Data extracted from a collection:

[start]

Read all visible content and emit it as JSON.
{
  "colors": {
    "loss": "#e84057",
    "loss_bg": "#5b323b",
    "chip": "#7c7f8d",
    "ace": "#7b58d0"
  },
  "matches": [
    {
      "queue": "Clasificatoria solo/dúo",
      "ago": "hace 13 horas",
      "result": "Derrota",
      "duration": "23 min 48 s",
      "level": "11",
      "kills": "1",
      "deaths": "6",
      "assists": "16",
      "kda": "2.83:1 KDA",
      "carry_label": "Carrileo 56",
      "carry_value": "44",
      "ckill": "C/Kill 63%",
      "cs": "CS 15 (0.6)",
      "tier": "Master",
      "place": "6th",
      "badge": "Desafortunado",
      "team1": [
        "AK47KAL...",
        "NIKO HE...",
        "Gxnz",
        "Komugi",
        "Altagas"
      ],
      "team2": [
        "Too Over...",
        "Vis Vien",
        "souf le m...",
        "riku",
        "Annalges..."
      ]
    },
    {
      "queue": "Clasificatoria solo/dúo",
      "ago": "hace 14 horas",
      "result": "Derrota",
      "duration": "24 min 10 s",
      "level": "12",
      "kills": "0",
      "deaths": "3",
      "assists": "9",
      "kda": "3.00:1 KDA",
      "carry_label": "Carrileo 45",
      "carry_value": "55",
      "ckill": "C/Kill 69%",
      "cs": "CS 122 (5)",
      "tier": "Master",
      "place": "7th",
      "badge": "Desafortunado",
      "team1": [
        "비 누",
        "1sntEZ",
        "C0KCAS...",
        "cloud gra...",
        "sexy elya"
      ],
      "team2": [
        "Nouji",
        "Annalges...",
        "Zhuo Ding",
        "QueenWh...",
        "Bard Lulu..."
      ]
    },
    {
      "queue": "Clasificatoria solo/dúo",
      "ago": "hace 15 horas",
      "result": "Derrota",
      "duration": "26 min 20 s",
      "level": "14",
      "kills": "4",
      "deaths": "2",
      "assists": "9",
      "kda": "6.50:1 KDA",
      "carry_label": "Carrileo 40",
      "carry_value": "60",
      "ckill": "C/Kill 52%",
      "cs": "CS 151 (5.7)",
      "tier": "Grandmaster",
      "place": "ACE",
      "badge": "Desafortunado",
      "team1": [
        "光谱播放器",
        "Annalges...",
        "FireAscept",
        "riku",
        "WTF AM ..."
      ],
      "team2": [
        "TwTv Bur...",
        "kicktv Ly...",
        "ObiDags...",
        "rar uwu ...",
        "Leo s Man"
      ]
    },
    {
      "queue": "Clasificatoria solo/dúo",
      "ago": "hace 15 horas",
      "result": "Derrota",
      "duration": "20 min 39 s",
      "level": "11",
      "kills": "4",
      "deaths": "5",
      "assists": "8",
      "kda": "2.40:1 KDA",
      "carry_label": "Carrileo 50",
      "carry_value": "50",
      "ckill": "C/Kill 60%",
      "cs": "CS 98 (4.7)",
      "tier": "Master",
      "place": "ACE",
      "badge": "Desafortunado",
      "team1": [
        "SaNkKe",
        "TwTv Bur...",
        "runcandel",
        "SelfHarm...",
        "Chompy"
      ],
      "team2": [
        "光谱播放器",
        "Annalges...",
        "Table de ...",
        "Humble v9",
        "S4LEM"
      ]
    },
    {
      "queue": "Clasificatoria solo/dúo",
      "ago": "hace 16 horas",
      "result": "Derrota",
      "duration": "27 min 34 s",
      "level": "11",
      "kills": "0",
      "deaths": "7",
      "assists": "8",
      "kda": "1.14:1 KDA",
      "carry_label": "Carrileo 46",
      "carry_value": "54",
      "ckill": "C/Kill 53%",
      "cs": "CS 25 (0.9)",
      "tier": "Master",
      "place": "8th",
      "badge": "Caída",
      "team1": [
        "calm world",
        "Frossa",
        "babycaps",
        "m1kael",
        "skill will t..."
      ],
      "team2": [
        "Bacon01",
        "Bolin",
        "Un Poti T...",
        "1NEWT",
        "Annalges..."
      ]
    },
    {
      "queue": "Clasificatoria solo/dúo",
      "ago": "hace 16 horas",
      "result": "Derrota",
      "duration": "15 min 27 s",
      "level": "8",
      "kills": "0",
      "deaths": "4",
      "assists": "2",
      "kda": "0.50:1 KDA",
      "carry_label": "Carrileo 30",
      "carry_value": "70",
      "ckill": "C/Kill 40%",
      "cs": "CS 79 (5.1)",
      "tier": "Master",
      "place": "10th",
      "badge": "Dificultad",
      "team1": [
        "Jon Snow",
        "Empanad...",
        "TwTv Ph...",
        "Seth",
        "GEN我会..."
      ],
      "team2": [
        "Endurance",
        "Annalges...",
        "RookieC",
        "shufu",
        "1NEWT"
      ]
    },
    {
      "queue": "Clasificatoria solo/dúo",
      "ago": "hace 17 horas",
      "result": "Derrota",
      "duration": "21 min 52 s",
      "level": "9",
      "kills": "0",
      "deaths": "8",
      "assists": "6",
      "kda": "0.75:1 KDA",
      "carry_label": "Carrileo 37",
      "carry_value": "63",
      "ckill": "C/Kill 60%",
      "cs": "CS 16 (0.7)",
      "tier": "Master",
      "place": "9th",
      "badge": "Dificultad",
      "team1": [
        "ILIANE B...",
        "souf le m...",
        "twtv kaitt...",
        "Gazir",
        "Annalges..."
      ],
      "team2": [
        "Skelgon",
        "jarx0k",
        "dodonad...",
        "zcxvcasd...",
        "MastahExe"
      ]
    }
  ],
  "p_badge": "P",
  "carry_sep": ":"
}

[end]

▶ _Aim_
Say only how many lines in the records carry the word "hace".

▶ _Written solution_
7